- _Task instructions_
Would you quote the material below in full and unchanged?

———

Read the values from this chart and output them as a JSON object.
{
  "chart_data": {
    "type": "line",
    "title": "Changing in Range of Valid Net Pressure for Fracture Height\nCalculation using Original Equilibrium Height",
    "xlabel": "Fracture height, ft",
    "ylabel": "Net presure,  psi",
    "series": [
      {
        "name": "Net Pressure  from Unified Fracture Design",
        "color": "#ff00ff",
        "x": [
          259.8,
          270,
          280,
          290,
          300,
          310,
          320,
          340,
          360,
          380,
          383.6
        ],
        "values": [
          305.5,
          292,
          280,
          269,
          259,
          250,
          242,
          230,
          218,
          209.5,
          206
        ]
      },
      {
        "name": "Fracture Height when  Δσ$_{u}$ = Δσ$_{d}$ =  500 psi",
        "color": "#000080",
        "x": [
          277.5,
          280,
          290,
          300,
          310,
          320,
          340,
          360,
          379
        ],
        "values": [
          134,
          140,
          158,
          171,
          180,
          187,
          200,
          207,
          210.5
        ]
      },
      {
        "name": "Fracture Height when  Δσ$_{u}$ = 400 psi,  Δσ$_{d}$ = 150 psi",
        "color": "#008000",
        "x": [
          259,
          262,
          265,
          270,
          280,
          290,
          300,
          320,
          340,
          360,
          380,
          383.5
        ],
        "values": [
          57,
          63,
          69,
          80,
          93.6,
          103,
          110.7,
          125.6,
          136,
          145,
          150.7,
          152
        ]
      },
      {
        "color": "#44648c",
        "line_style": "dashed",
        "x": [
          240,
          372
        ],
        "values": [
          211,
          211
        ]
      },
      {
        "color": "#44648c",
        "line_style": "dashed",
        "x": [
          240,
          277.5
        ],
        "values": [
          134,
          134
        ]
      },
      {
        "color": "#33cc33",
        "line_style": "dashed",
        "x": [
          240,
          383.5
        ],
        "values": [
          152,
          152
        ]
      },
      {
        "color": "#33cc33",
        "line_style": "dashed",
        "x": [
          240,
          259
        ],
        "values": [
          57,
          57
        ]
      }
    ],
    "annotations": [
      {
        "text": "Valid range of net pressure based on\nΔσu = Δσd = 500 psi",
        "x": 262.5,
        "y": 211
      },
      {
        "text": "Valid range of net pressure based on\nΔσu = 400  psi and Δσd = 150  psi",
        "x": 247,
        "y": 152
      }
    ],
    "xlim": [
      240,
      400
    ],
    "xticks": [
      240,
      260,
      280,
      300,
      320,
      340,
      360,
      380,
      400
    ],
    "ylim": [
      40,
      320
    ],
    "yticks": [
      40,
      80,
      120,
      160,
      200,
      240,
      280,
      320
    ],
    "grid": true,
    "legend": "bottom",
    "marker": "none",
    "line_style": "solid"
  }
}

———

- _Complete output_
Read the values from this chart and output them as a JSON object.
{
  "chart_data": {
    "type": "line",
    "title": "Changing in Range of Valid Net Pressure for Fracture Height\nCalculation using Original Equilibrium Height",
    "xlabel": "Fracture height, ft",
    "ylabel": "Net presure,  psi",
    "series": [
      {
        "name": "Net Pressure  from Unified Fracture Design",
        "color": "#ff00ff",
        "x": [
          259.8,
          270,
          280,
          290,
          300,
          310,
          320,
          340,
          360,
          380,
          383.6
        ],
        "values": [
          305.5,
          292,
          280,
          269,
          259,
          250,
          242,
          230,
          218,
          209.5,
          206
        ]
      },
      {
        "name": "Fracture Height when  Δσ$_{u}$ = Δσ$_{d}$ =  500 psi",
        "color": "#000080",
        "x": [
          277.5,
          280,
          290,
          300,
          310,
          320,
          340,
          360,
          379
        ],
        "values": [
          134,
          140,
          158,
          171,
          180,
          187,
          200,
          207,
          210.5
        ]
      },
      {
        "name": "Fracture Height when  Δσ$_{u}$ = 400 psi,  Δσ$_{d}$ = 150 psi",
        "color": "#008000",
        "x": [
          259,
          262,
          265,
          270,
          280,
          290,
          300,
          320,
          340,
          360,
          380,
          383.5
        ],
        "values": [
          57,
          63,
          69,
          80,
          93.6,
          103,
          110.7,
          125.6,
          136,
          145,
          150.7,
          152
        ]
      },
      {
        "color": "#44648c",
        "line_style": "dashed",
        "x": [
          240,
          372
        ],
        "values": [
          211,
          211
        ]
      },
      {
        "color": "#44648c",
        "line_style": "dashed",
        "x": [
          240,
          277.5
        ],
        "values": [
          134,
          134
        ]
      },
      {
        "color": "#33cc33",
        "line_style": "dashed",
        "x": [
          240,
          383.5
        ],
        "values": [
          152,
          152
        ]
      },
      {
        "color": "#33cc33",
        "line_style": "dashed",
        "x": [
          240,
          259
        ],
        "values": [
          57,
          57
        ]
      }
    ],
    "annotations": [
      {
        "text": "Valid range of net pressure based on\nΔσu = Δσd = 500 psi",
        "x": 262.5,
        "y": 211
      },
      {
        "text": "Valid range of net pressure based on\nΔσu = 400  psi and Δσd = 150  psi",
        "x": 247,
        "y": 152
      }
    ],
    "xlim": [
      240,
      400
    ],
    "xticks": [
      240,
      260,
      280,
      300,
      320,
      340,
      360,
      380,
      400
    ],
    "ylim": [
      40,
      320
    ],
    "yticks": [
      40,
      80,
      120,
      160,
      200,
      240,
      280,
      320
    ],
    "grid": true,
    "legend": "bottom",
    "marker": "none",
    "line_style": "solid"
  }
}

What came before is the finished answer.